What is asked. Copy each line below in which the word "NONE" occurs.

[Stored entries]
** BEGIN **

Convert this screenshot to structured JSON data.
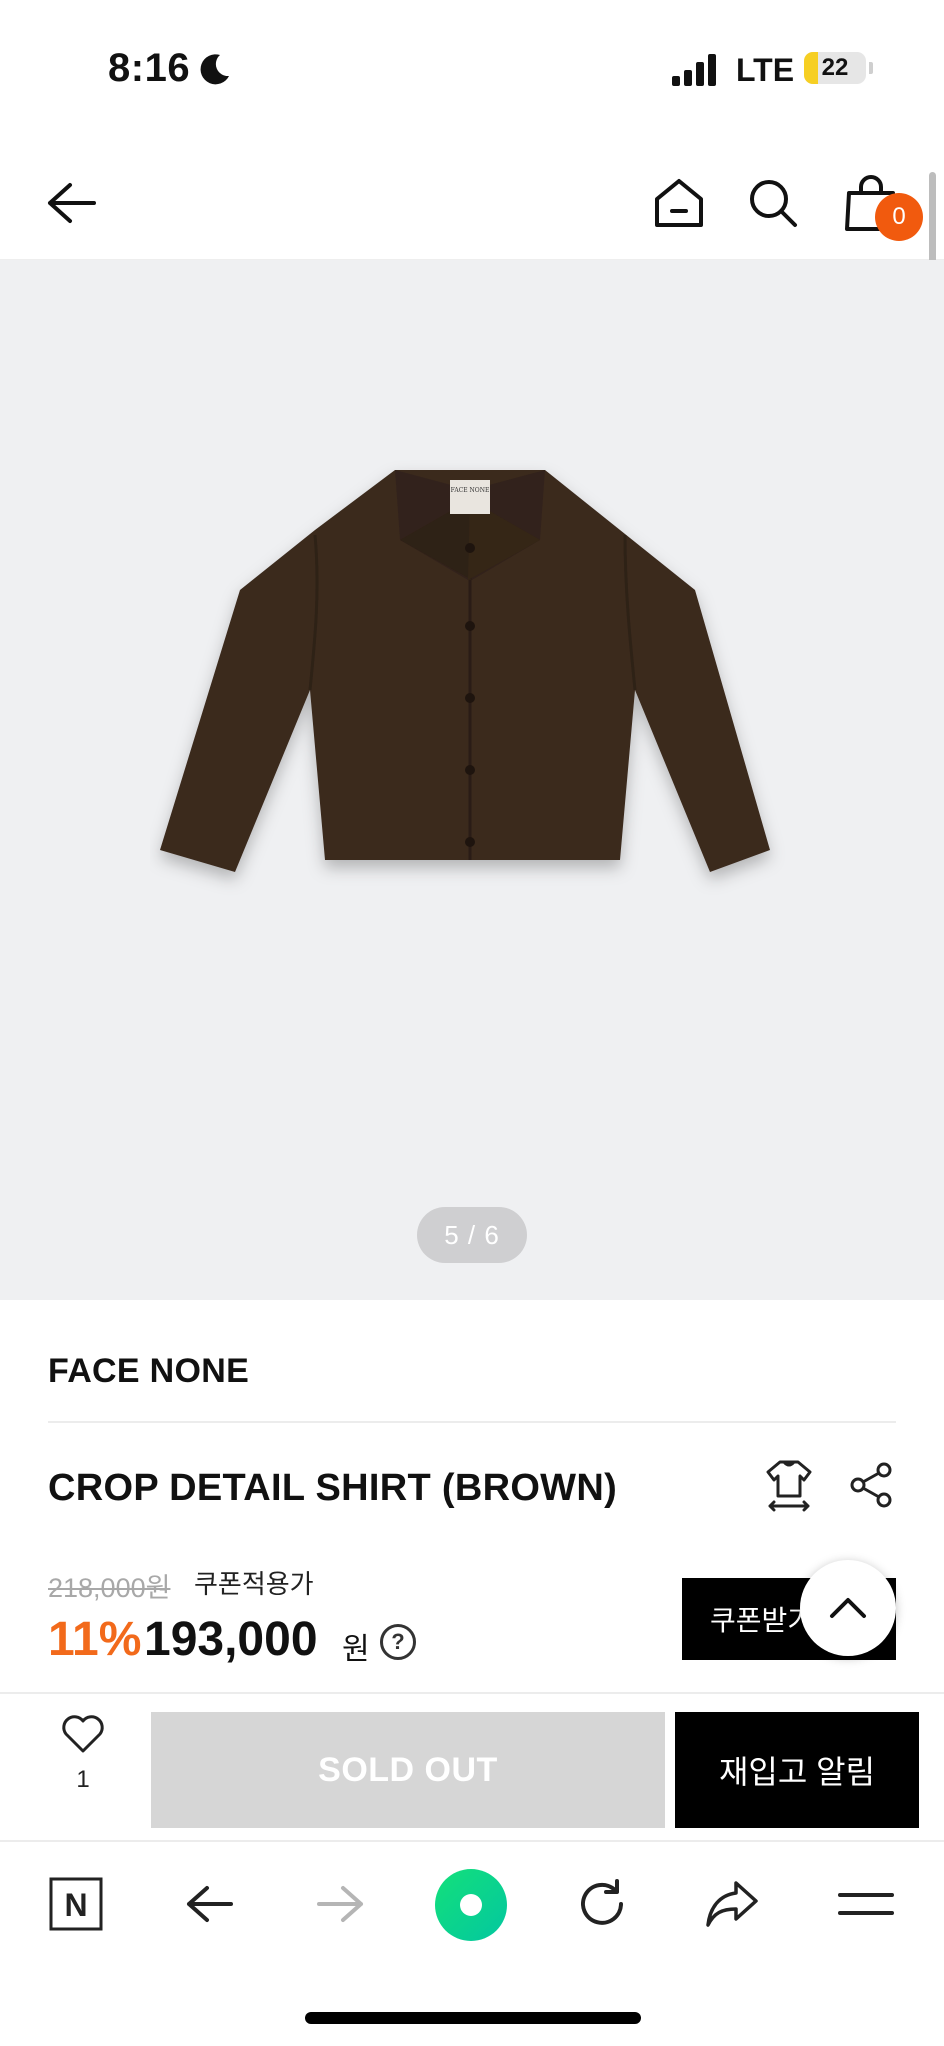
{
  "status_bar": {
    "time": "8:16",
    "network": "LTE",
    "battery": "22",
    "battery_level": 0.22
  },
  "header": {
    "cart_count": "0"
  },
  "gallery": {
    "pager": "5 / 6",
    "current_page": 5,
    "total_pages": 6,
    "label_on_shirt": "FACE NONE"
  },
  "product": {
    "brand": "FACE NONE",
    "name": "CROP DETAIL SHIRT (BROWN)",
    "original_price": "218,000원",
    "coupon_price_label": "쿠폰적용가",
    "discount": "11%",
    "price": "193,000",
    "currency": "원",
    "help": "?"
  },
  "coupon_button": {
    "label": "쿠폰받기"
  },
  "purchase_bar": {
    "like_count": "1",
    "soldout_label": "SOLD OUT",
    "restock_label": "재입고 알림"
  },
  "browser_toolbar": {
    "naver_label": "N"
  },
  "colors": {
    "accent": "#f26a1b",
    "badge": "#f15a0e",
    "naver_green": "#03c75a",
    "shirt": "#3b2a1e"
  }
}
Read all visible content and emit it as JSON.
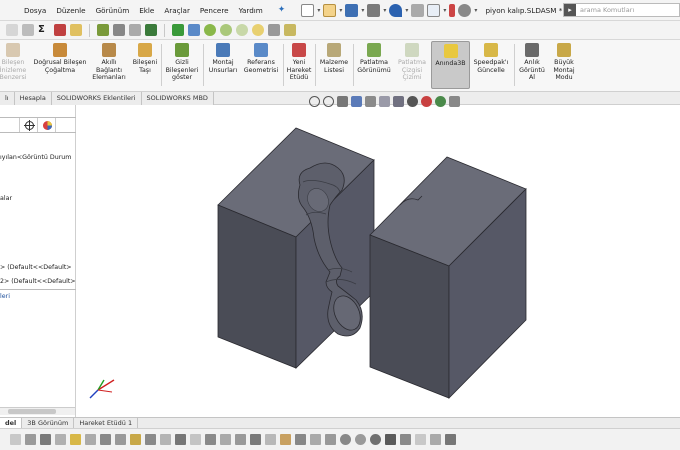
{
  "menu": {
    "items": [
      "Dosya",
      "Düzenle",
      "Görünüm",
      "Ekle",
      "Araçlar",
      "Pencere",
      "Yardım"
    ],
    "filename": "piyon kalıp.SLDASM *",
    "search_placeholder": "arama Komutları"
  },
  "command_manager": {
    "items": [
      {
        "label": "Bileşen\nİnizleme\nBenzersi",
        "icon": "insert-component-icon",
        "disabled": true
      },
      {
        "label": "Doğrusal Bileşen\nÇoğaltma",
        "icon": "linear-pattern-icon",
        "disabled": false
      },
      {
        "label": "Akıllı\nBağlantı\nElemanları",
        "icon": "smart-fasteners-icon",
        "disabled": false
      },
      {
        "label": "Bileşeni\nTaşı",
        "icon": "move-component-icon",
        "disabled": false
      },
      {
        "label": "Gizli\nBileşenleri\ngöster",
        "icon": "show-hidden-icon",
        "disabled": false
      },
      {
        "label": "Montaj\nUnsurları",
        "icon": "assembly-features-icon",
        "disabled": false
      },
      {
        "label": "Referans\nGeometrisi",
        "icon": "reference-geometry-icon",
        "disabled": false
      },
      {
        "label": "Yeni\nHareket\nEtüdü",
        "icon": "motion-study-icon",
        "disabled": false
      },
      {
        "label": "Malzeme\nListesi",
        "icon": "bom-icon",
        "disabled": false
      },
      {
        "label": "Patlatma\nGörünümü",
        "icon": "exploded-view-icon",
        "disabled": false
      },
      {
        "label": "Patlatma\nÇizgisi\nÇizimi",
        "icon": "explode-line-icon",
        "disabled": true
      },
      {
        "label": "Anında3B",
        "icon": "instant3d-icon",
        "disabled": false,
        "active": true
      },
      {
        "label": "Speedpak'ı\nGüncelle",
        "icon": "speedpak-icon",
        "disabled": false
      },
      {
        "label": "Anlık\nGörüntü\nAl",
        "icon": "snapshot-icon",
        "disabled": false
      },
      {
        "label": "Büyük\nMontaj\nModu",
        "icon": "large-assembly-icon",
        "disabled": false
      }
    ]
  },
  "tabs": [
    "lı",
    "Hesapla",
    "SOLIDWORKS Eklentileri",
    "SOLIDWORKS MBD"
  ],
  "left_panel": {
    "lines": [
      {
        "text": "ıyılan<Görüntü Durum",
        "selected": false
      },
      {
        "text": "alar",
        "selected": false
      },
      {
        "text": "> (Default<<Default>",
        "selected": false
      },
      {
        "text": "2> (Default<<Default>",
        "selected": false
      },
      {
        "text": "leri",
        "selected": true
      }
    ]
  },
  "bottom_tabs": [
    {
      "label": "del",
      "active": true
    },
    {
      "label": "3B Görünüm",
      "active": false
    },
    {
      "label": "Hareket Etüdü 1",
      "active": false
    }
  ],
  "colors": {
    "mold_top": "#6a6c78",
    "mold_side": "#4a4c56",
    "mold_front": "#565866",
    "accent_blue": "#2a6ebb"
  }
}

** END **

Solution for this exercise.
    "label_on_shirt": "FACE NONE"
    "brand": "FACE NONE",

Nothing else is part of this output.